→ GOAL OF THE EXERCISE:
Every record must be transcribed in its entirety, apart from the images, which are to be omitted.
[BEGIN DATA SUPPLIED]
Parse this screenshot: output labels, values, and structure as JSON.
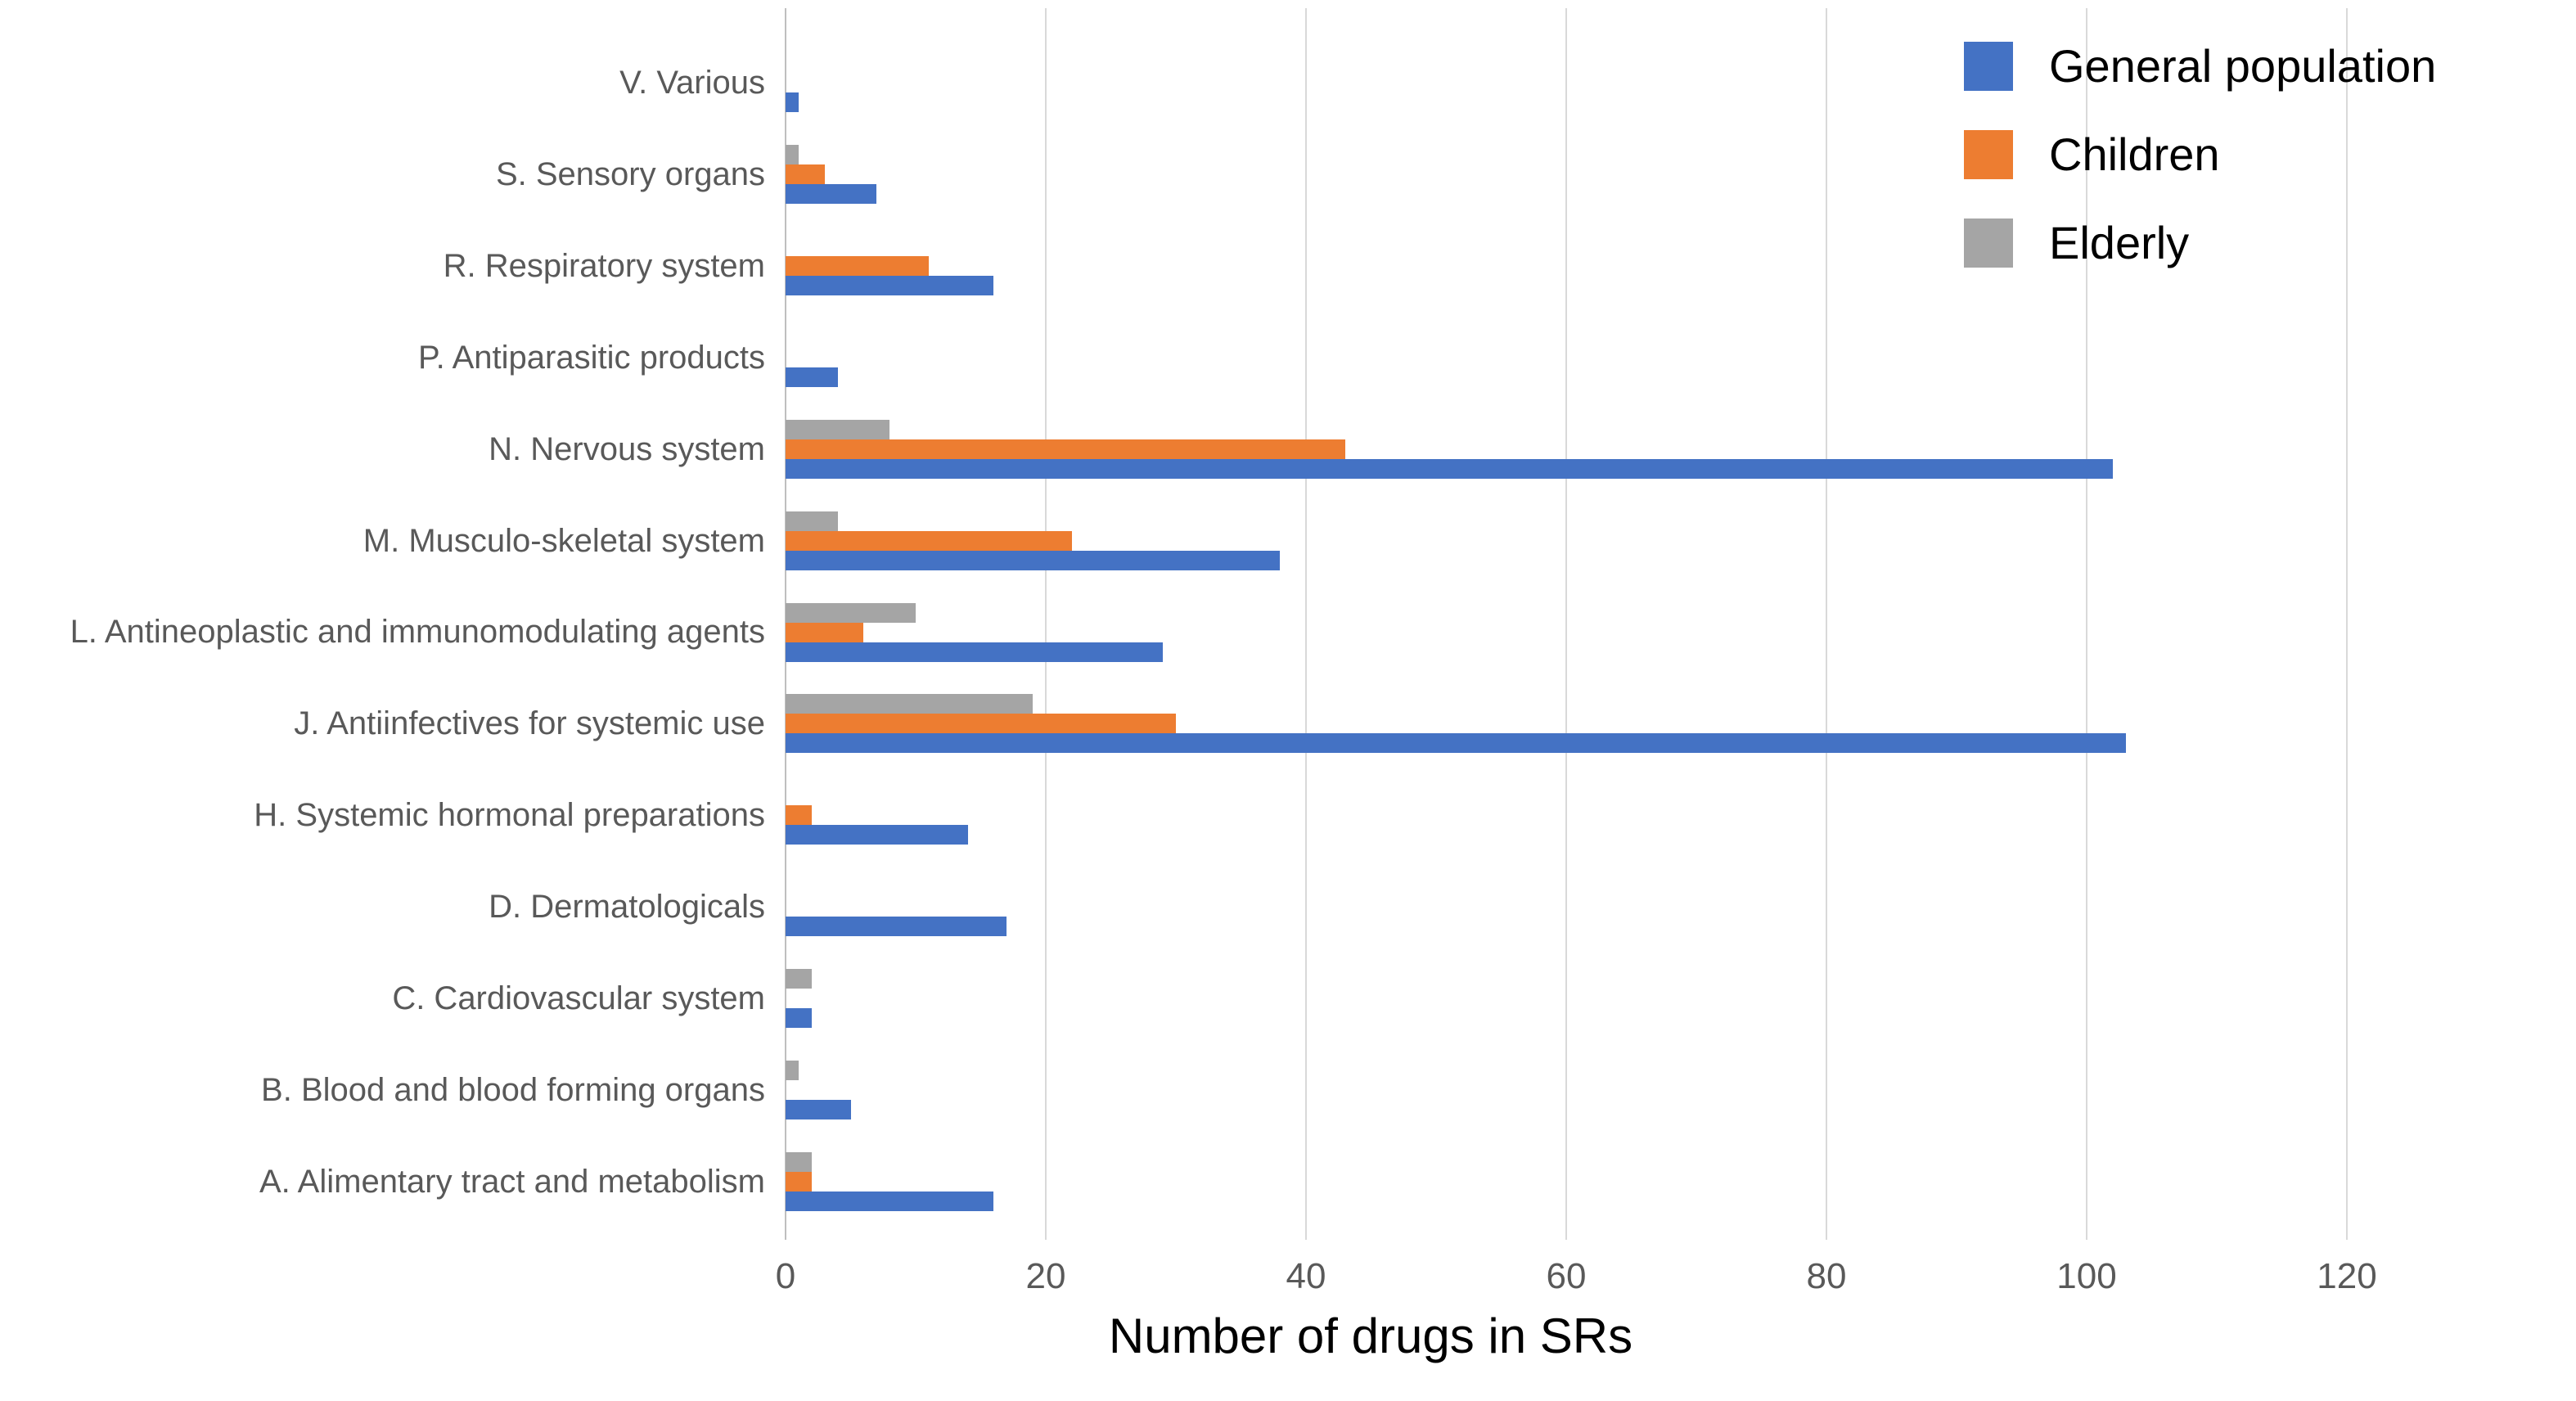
{
  "chart_data": {
    "type": "bar",
    "orientation": "horizontal",
    "title": "",
    "xlabel": "Number of drugs in SRs",
    "ylabel": "",
    "xlim": [
      0,
      126
    ],
    "xticks": [
      0,
      20,
      40,
      60,
      80,
      100,
      120
    ],
    "grid": true,
    "legend_position": "top-right",
    "categories": [
      "V. Various",
      "S. Sensory organs",
      "R. Respiratory system",
      "P. Antiparasitic products",
      "N. Nervous system",
      "M. Musculo-skeletal system",
      "L. Antineoplastic and immunomodulating agents",
      "J. Antiinfectives for systemic use",
      "H. Systemic hormonal preparations",
      "D. Dermatologicals",
      "C. Cardiovascular system",
      "B. Blood and blood forming organs",
      "A. Alimentary tract and metabolism"
    ],
    "series": [
      {
        "name": "General population",
        "color": "#4472C4",
        "values": [
          1,
          7,
          16,
          4,
          102,
          38,
          29,
          103,
          14,
          17,
          2,
          5,
          16
        ]
      },
      {
        "name": "Children",
        "color": "#ED7D31",
        "values": [
          0,
          3,
          11,
          0,
          43,
          22,
          6,
          30,
          2,
          0,
          0,
          0,
          2
        ]
      },
      {
        "name": "Elderly",
        "color": "#A5A5A5",
        "values": [
          0,
          1,
          0,
          0,
          8,
          4,
          10,
          19,
          0,
          0,
          2,
          1,
          2
        ]
      }
    ],
    "colors": {
      "gridline": "#D9D9D9",
      "axis_line": "#BFBFBF",
      "tick_label": "#595959",
      "category_label": "#595959",
      "legend_text": "#000000",
      "axis_title": "#000000"
    }
  }
}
[END DATA SUPPLIED]
→ ANSWER TO THIS EXERCISE:
Parse this screenshot: output labels, values, and structure as JSON.
{
  "chart_data": {
    "type": "bar",
    "orientation": "horizontal",
    "title": "",
    "xlabel": "Number of drugs in SRs",
    "ylabel": "",
    "xlim": [
      0,
      126
    ],
    "xticks": [
      0,
      20,
      40,
      60,
      80,
      100,
      120
    ],
    "grid": true,
    "legend_position": "top-right",
    "categories": [
      "V. Various",
      "S. Sensory organs",
      "R. Respiratory system",
      "P. Antiparasitic products",
      "N. Nervous system",
      "M. Musculo-skeletal system",
      "L. Antineoplastic and immunomodulating agents",
      "J. Antiinfectives for systemic use",
      "H. Systemic hormonal preparations",
      "D. Dermatologicals",
      "C. Cardiovascular system",
      "B. Blood and blood forming organs",
      "A. Alimentary tract and metabolism"
    ],
    "series": [
      {
        "name": "General population",
        "color": "#4472C4",
        "values": [
          1,
          7,
          16,
          4,
          102,
          38,
          29,
          103,
          14,
          17,
          2,
          5,
          16
        ]
      },
      {
        "name": "Children",
        "color": "#ED7D31",
        "values": [
          0,
          3,
          11,
          0,
          43,
          22,
          6,
          30,
          2,
          0,
          0,
          0,
          2
        ]
      },
      {
        "name": "Elderly",
        "color": "#A5A5A5",
        "values": [
          0,
          1,
          0,
          0,
          8,
          4,
          10,
          19,
          0,
          0,
          2,
          1,
          2
        ]
      }
    ],
    "colors": {
      "gridline": "#D9D9D9",
      "axis_line": "#BFBFBF",
      "tick_label": "#595959",
      "category_label": "#595959",
      "legend_text": "#000000",
      "axis_title": "#000000"
    }
  }
}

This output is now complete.